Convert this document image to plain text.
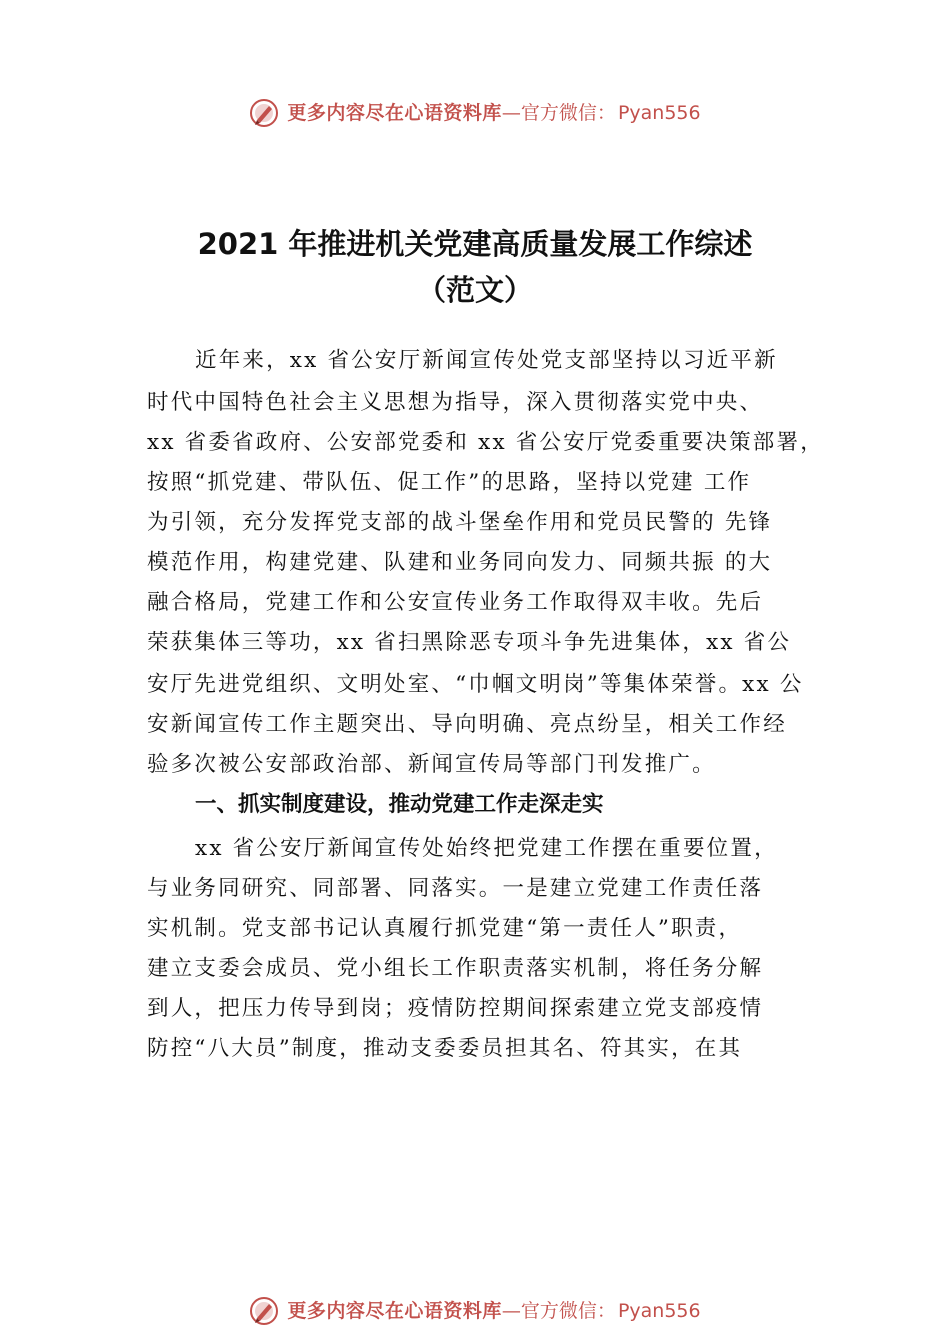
更多内容尽在心语资料库 —官方微信： Pyan556
2021 年推进机关党建高质量发展工作综述
（范文）
近年来，xx 省公安厅新闻宣传处党支部坚持以习近平新
时代中国特色社会主义思想为指导，深入贯彻落实党中央、
xx 省委省政府、公安部党委和 xx 省公安厅党委重要决策部署，
按照“抓党建、带队伍、促工作”的思路，坚持以党建 工作
为引领，充分发挥党支部的战斗堡垒作用和党员民警的 先锋
模范作用，构建党建、队建和业务同向发力、同频共振 的大
融合格局，党建工作和公安宣传业务工作取得双丰收。先后
荣获集体三等功，xx 省扫黑除恶专项斗争先进集体，xx 省公
安厅先进党组织、文明处室、“巾帼文明岗”等集体荣誉。xx 公
安新闻宣传工作主题突出、导向明确、亮点纷呈，相关工作经
验多次被公安部政治部、新闻宣传局等部门刊发推广。
一、抓实制度建设，推动党建工作走深走实
xx 省公安厅新闻宣传处始终把党建工作摆在重要位置，
与业务同研究、同部署、同落实。一是建立党建工作责任落
实机制。党支部书记认真履行抓党建“第一责任人”职责，
建立支委会成员、党小组长工作职责落实机制，将任务分解
到人，把压力传导到岗；疫情防控期间探索建立党支部疫情
防控“八大员”制度，推动支委委员担其名、符其实，在其
更多内容尽在心语资料库 —官方微信： Pyan556
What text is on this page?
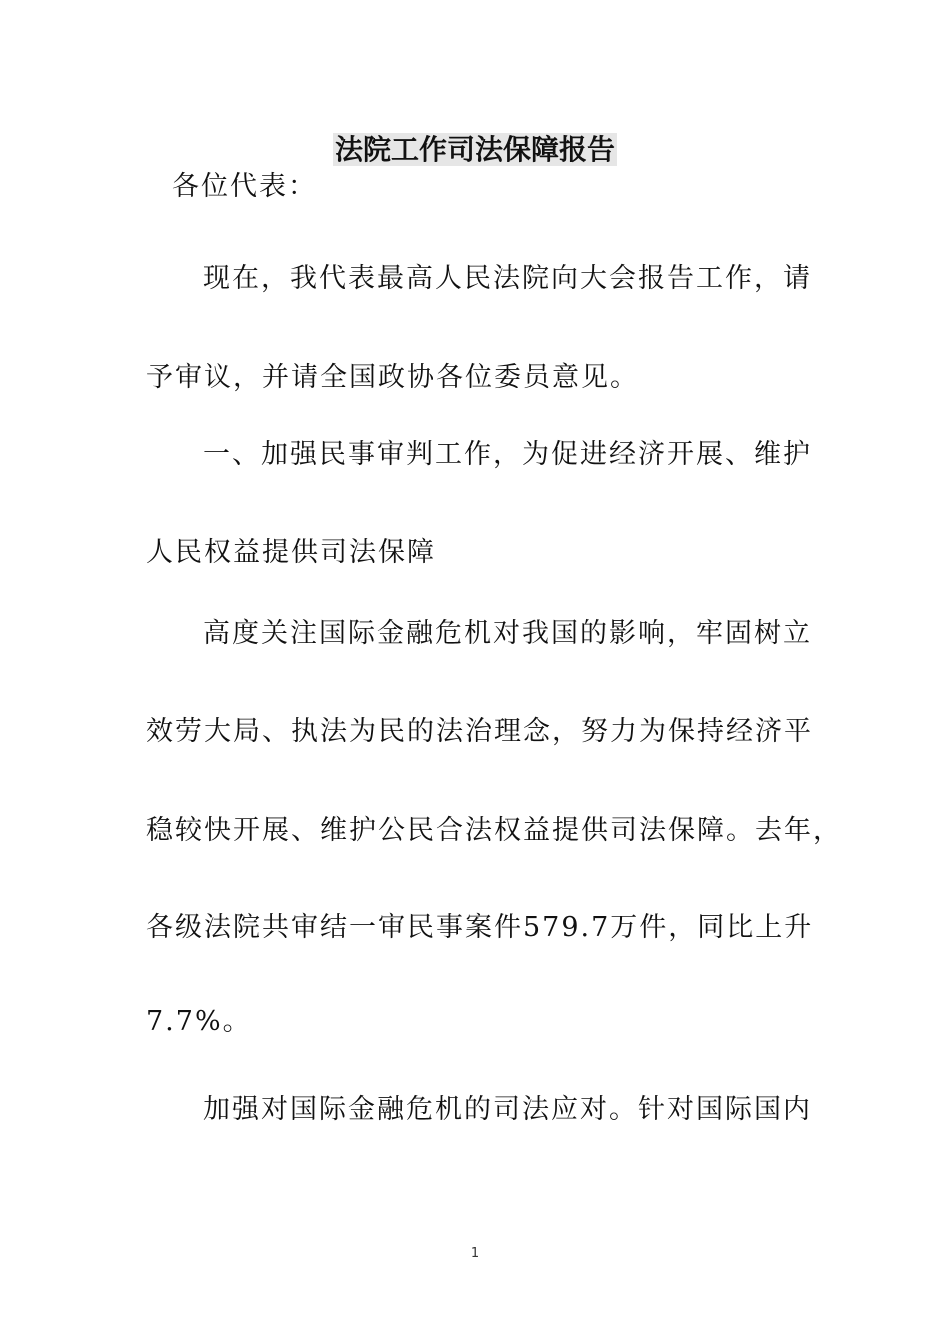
法院工作司法保障报告
各位代表：
现在，我代表最高人民法院向大会报告工作，请
予审议，并请全国政协各位委员意见。
一、加强民事审判工作，为促进经济开展、维护
人民权益提供司法保障
高度关注国际金融危机对我国的影响，牢固树立
效劳大局、执法为民的法治理念，努力为保持经济平
稳较快开展、维护公民合法权益提供司法保障。去年，
各级法院共审结一审民事案件579.7万件，同比上升
7.7%。
加强对国际金融危机的司法应对。针对国际国内
1
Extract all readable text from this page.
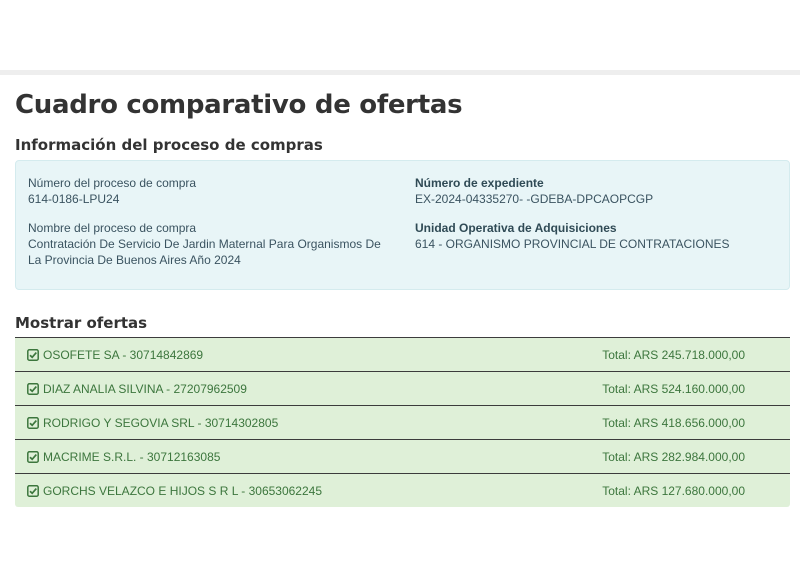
Cuadro comparativo de ofertas
Información del proceso de compras
Número del proceso de compra
614-0186-LPU24
Nombre del proceso de compra
Contratación De Servicio De Jardin Maternal Para Organismos De La Provincia De Buenos Aires Año 2024
Número de expediente
EX-2024-04335270- -GDEBA-DPCAOPCGP
Unidad Operativa de Adquisiciones
614 - ORGANISMO PROVINCIAL DE CONTRATACIONES
Mostrar ofertas
OSOFETE SA - 30714842869	Total: ARS 245.718.000,00
DIAZ ANALIA SILVINA - 27207962509	Total: ARS 524.160.000,00
RODRIGO Y SEGOVIA SRL - 30714302805	Total: ARS 418.656.000,00
MACRIME S.R.L. - 30712163085	Total: ARS 282.984.000,00
GORCHS VELAZCO E HIJOS S R L - 30653062245	Total: ARS 127.680.000,00
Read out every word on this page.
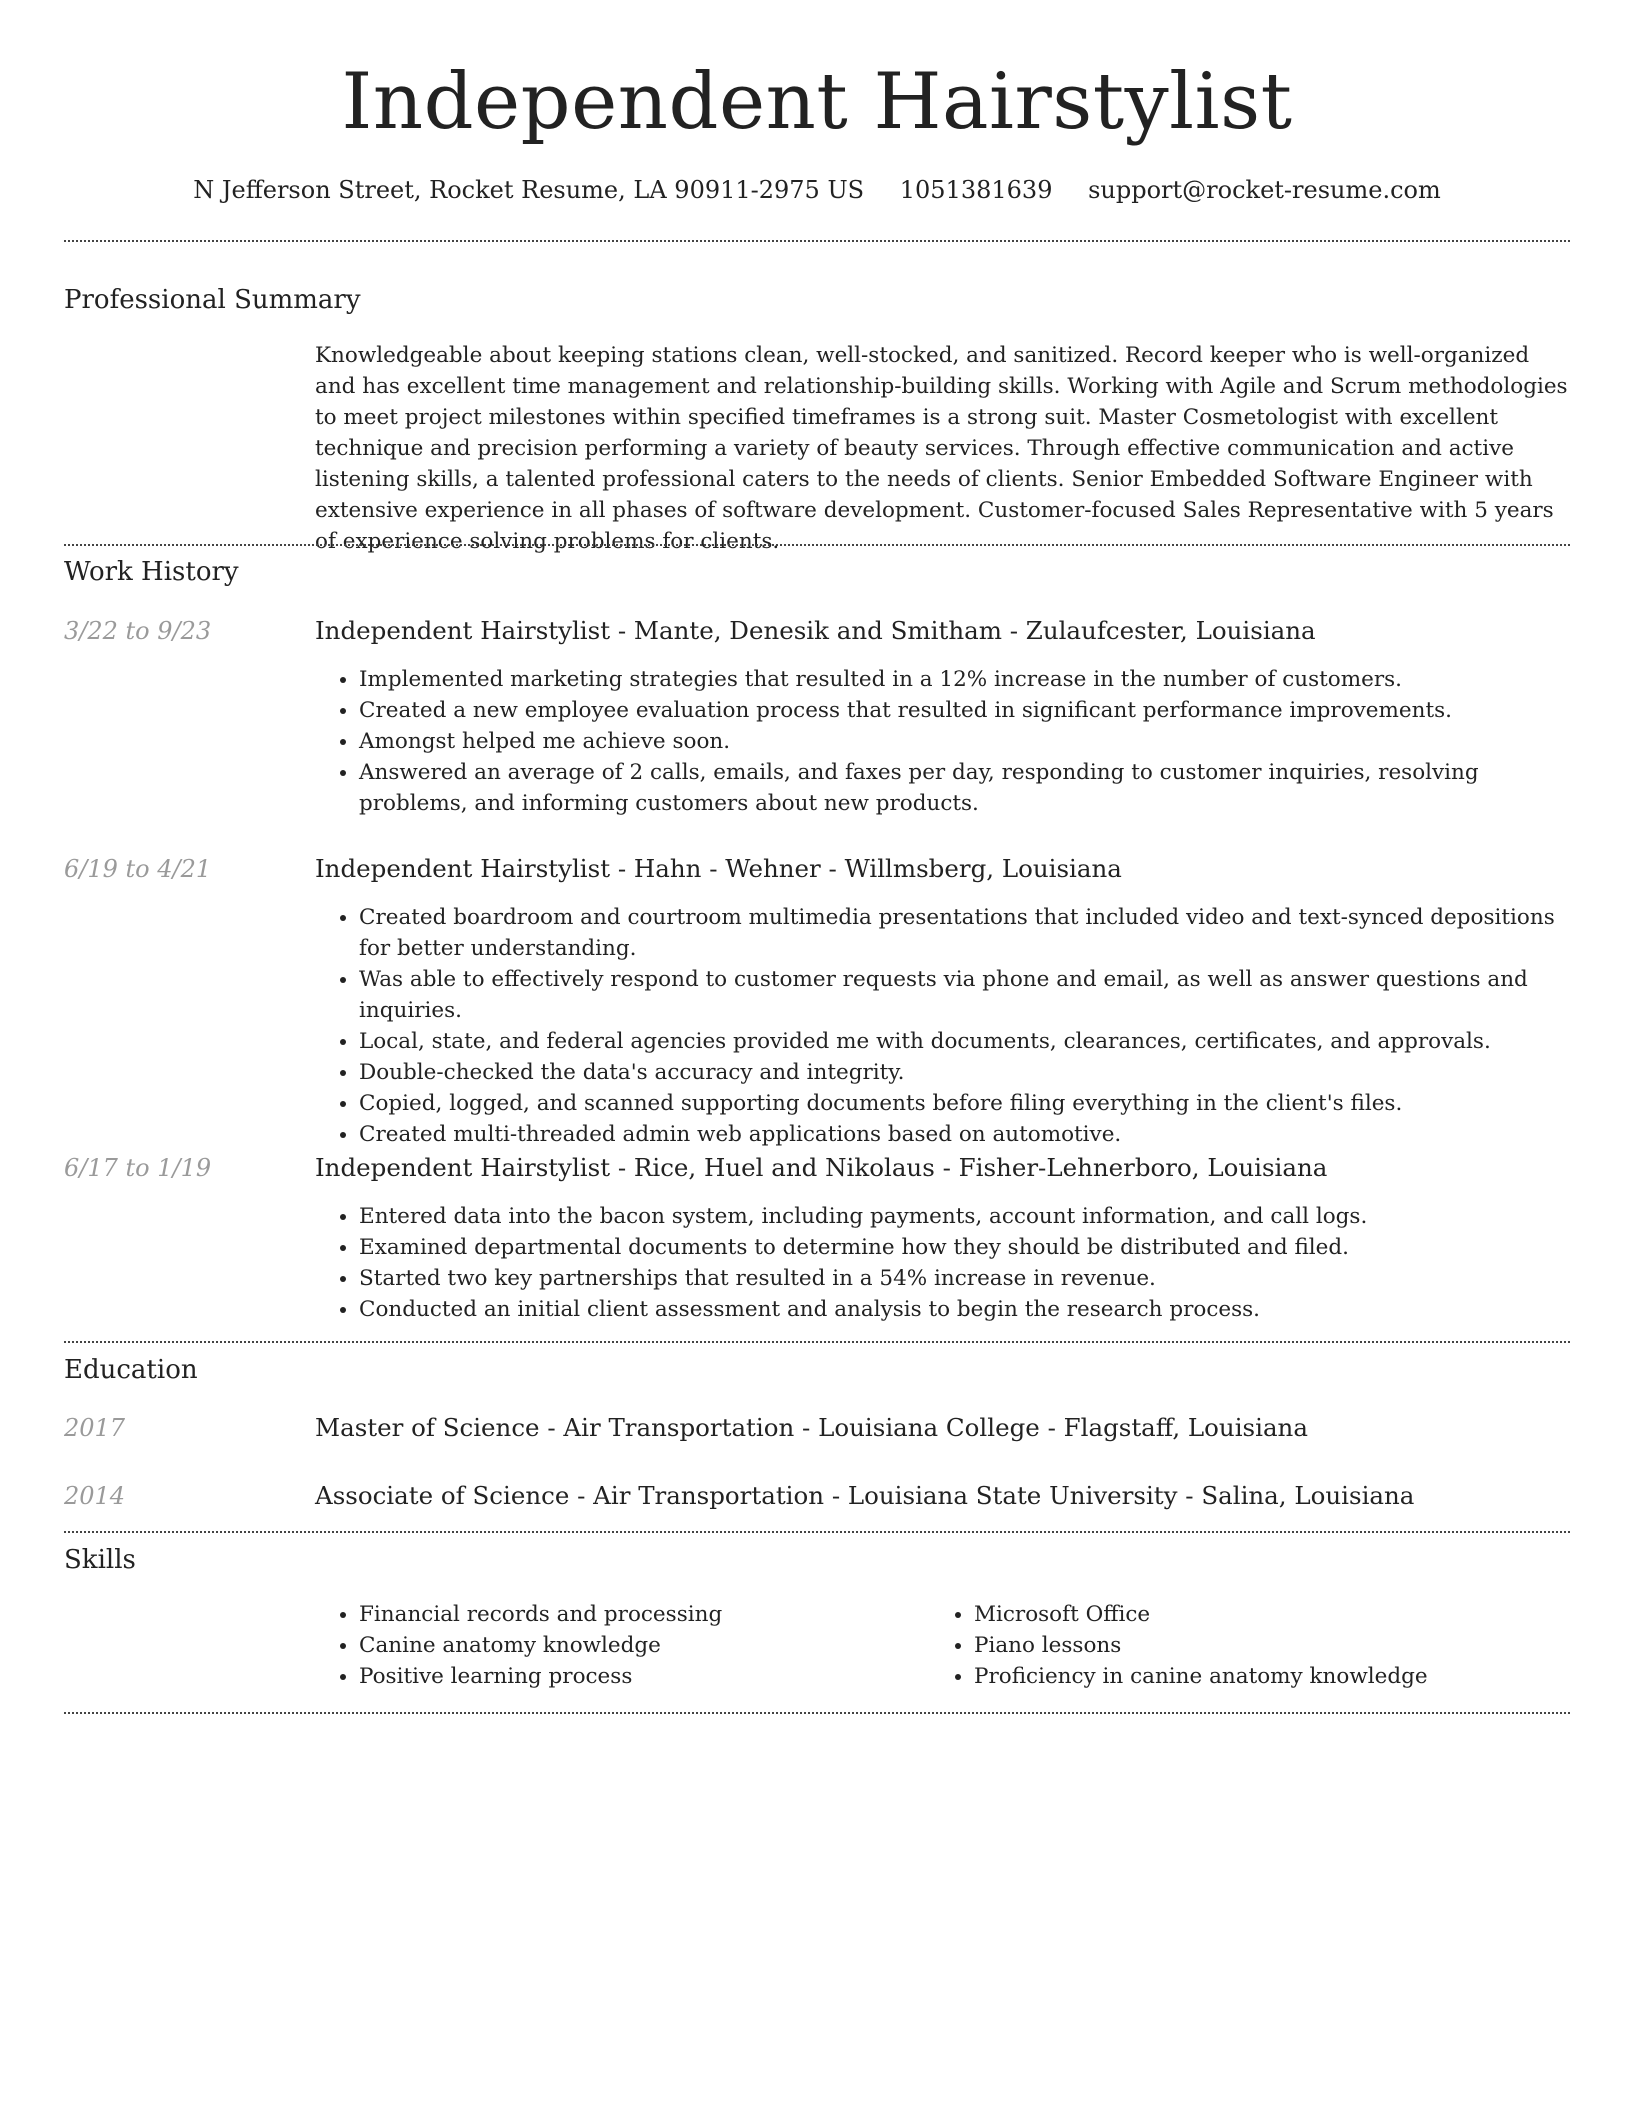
Independent Hairstylist
N Jefferson Street, Rocket Resume, LA 90911-2975 US 1051381639 support@rocket-resume.com
Professional Summary
Knowledgeable about keeping stations clean, well-stocked, and sanitized. Record keeper who is well-organized and has excellent time management and relationship-building skills. Working with Agile and Scrum methodologies to meet project milestones within specified timeframes is a strong suit. Master Cosmetologist with excellent technique and precision performing a variety of beauty services. Through effective communication and active listening skills, a talented professional caters to the needs of clients. Senior Embedded Software Engineer with extensive experience in all phases of software development. Customer-focused Sales Representative with 5 years of experience solving problems for clients.
Work History
3/22 to 9/23	Independent Hairstylist - Mante, Denesik and Smitham - Zulaufcester, Louisiana
• Implemented marketing strategies that resulted in a 12% increase in the number of customers.
• Created a new employee evaluation process that resulted in significant performance improvements.
• Amongst helped me achieve soon.
• Answered an average of 2 calls, emails, and faxes per day, responding to customer inquiries, resolving problems, and informing customers about new products.
6/19 to 4/21	Independent Hairstylist - Hahn - Wehner - Willmsberg, Louisiana
• Created boardroom and courtroom multimedia presentations that included video and text-synced depositions for better understanding.
• Was able to effectively respond to customer requests via phone and email, as well as answer questions and inquiries.
• Local, state, and federal agencies provided me with documents, clearances, certificates, and approvals.
• Double-checked the data's accuracy and integrity.
• Copied, logged, and scanned supporting documents before filing everything in the client's files.
• Created multi-threaded admin web applications based on automotive.
6/17 to 1/19	Independent Hairstylist - Rice, Huel and Nikolaus - Fisher-Lehnerboro, Louisiana
• Entered data into the bacon system, including payments, account information, and call logs.
• Examined departmental documents to determine how they should be distributed and filed.
• Started two key partnerships that resulted in a 54% increase in revenue.
• Conducted an initial client assessment and analysis to begin the research process.
Education
2017	Master of Science - Air Transportation - Louisiana College - Flagstaff, Louisiana
2014	Associate of Science - Air Transportation - Louisiana State University - Salina, Louisiana
Skills
• Financial records and processing
• Canine anatomy knowledge
• Positive learning process
• Microsoft Office
• Piano lessons
• Proficiency in canine anatomy knowledge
-*-
* _Exercise description_
Report only a number: how many lines in the material above contain the string "that".

* _Expected answer_
4